Given task:
Copy each entry as it stands, leaving nothing out.

Given entries:
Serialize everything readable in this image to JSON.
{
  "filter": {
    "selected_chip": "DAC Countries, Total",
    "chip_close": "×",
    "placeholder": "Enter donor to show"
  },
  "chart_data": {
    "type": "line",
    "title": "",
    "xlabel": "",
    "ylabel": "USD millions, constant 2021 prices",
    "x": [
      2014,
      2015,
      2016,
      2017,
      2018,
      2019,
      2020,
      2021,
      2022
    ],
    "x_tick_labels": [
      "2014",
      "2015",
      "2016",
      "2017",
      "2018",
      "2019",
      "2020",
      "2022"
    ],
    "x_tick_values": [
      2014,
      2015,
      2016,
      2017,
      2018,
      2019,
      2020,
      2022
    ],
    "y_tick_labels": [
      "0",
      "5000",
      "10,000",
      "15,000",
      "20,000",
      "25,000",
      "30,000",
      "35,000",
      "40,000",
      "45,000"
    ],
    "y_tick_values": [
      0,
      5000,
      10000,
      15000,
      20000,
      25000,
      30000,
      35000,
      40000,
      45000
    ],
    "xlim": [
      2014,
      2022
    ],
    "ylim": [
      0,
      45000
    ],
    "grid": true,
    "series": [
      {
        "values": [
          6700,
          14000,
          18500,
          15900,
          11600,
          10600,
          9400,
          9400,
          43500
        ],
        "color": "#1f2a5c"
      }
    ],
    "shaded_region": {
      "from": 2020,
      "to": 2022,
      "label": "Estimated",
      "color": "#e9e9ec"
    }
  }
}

Task solution:
Serialize everything readable in this image to JSON.
{
  "filter": {
    "selected_chip": "DAC Countries, Total",
    "chip_close": "×",
    "placeholder": "Enter donor to show"
  },
  "chart_data": {
    "type": "line",
    "title": "",
    "xlabel": "",
    "ylabel": "USD millions, constant 2021 prices",
    "x": [
      2014,
      2015,
      2016,
      2017,
      2018,
      2019,
      2020,
      2021,
      2022
    ],
    "x_tick_labels": [
      "2014",
      "2015",
      "2016",
      "2017",
      "2018",
      "2019",
      "2020",
      "2022"
    ],
    "x_tick_values": [
      2014,
      2015,
      2016,
      2017,
      2018,
      2019,
      2020,
      2022
    ],
    "y_tick_labels": [
      "0",
      "5000",
      "10,000",
      "15,000",
      "20,000",
      "25,000",
      "30,000",
      "35,000",
      "40,000",
      "45,000"
    ],
    "y_tick_values": [
      0,
      5000,
      10000,
      15000,
      20000,
      25000,
      30000,
      35000,
      40000,
      45000
    ],
    "xlim": [
      2014,
      2022
    ],
    "ylim": [
      0,
      45000
    ],
    "grid": true,
    "series": [
      {
        "values": [
          6700,
          14000,
          18500,
          15900,
          11600,
          10600,
          9400,
          9400,
          43500
        ],
        "color": "#1f2a5c"
      }
    ],
    "shaded_region": {
      "from": 2020,
      "to": 2022,
      "label": "Estimated",
      "color": "#e9e9ec"
    }
  }
}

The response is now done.